§ **SHORT TASK**: Repeat the entire listing exactly as written.
------ RECORDS TO USE ------
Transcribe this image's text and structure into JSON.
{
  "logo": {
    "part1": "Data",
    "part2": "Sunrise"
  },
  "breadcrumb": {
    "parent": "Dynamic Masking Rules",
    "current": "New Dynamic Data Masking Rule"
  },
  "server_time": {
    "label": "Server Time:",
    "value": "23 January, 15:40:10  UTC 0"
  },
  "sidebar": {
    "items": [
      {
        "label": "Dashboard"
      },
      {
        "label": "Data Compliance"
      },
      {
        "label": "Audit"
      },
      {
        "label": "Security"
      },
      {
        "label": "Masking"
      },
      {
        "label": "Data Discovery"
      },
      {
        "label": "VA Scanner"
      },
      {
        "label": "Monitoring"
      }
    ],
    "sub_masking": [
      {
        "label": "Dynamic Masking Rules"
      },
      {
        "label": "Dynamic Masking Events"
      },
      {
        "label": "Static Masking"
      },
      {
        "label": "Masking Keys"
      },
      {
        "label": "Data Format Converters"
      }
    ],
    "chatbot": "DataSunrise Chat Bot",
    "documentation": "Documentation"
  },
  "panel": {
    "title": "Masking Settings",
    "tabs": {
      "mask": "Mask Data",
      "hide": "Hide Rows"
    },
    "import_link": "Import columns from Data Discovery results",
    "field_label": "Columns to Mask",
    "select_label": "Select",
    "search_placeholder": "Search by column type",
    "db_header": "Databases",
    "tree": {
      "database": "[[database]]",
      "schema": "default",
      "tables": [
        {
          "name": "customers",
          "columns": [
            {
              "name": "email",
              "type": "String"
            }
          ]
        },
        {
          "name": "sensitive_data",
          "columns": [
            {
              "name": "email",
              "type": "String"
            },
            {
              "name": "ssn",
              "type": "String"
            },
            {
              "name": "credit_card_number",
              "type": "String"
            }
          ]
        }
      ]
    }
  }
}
------
§ **TASK SOLUTION**:
Transcribe this image's text and structure into JSON.
{
  "logo": {
    "part1": "Data",
    "part2": "Sunrise"
  },
  "breadcrumb": {
    "parent": "Dynamic Masking Rules",
    "current": "New Dynamic Data Masking Rule"
  },
  "server_time": {
    "label": "Server Time:",
    "value": "23 January, 15:40:10  UTC 0"
  },
  "sidebar": {
    "items": [
      {
        "label": "Dashboard"
      },
      {
        "label": "Data Compliance"
      },
      {
        "label": "Audit"
      },
      {
        "label": "Security"
      },
      {
        "label": "Masking"
      },
      {
        "label": "Data Discovery"
      },
      {
        "label": "VA Scanner"
      },
      {
        "label": "Monitoring"
      }
    ],
    "sub_masking": [
      {
        "label": "Dynamic Masking Rules"
      },
      {
        "label": "Dynamic Masking Events"
      },
      {
        "label": "Static Masking"
      },
      {
        "label": "Masking Keys"
      },
      {
        "label": "Data Format Converters"
      }
    ],
    "chatbot": "DataSunrise Chat Bot",
    "documentation": "Documentation"
  },
  "panel": {
    "title": "Masking Settings",
    "tabs": {
      "mask": "Mask Data",
      "hide": "Hide Rows"
    },
    "import_link": "Import columns from Data Discovery results",
    "field_label": "Columns to Mask",
    "select_label": "Select",
    "search_placeholder": "Search by column type",
    "db_header": "Databases",
    "tree": {
      "database": "[[database]]",
      "schema": "default",
      "tables": [
        {
          "name": "customers",
          "columns": [
            {
              "name": "email",
              "type": "String"
            }
          ]
        },
        {
          "name": "sensitive_data",
          "columns": [
            {
              "name": "email",
              "type": "String"
            },
            {
              "name": "ssn",
              "type": "String"
            },
            {
              "name": "credit_card_number",
              "type": "String"
            }
          ]
        }
      ]
    }
  }
}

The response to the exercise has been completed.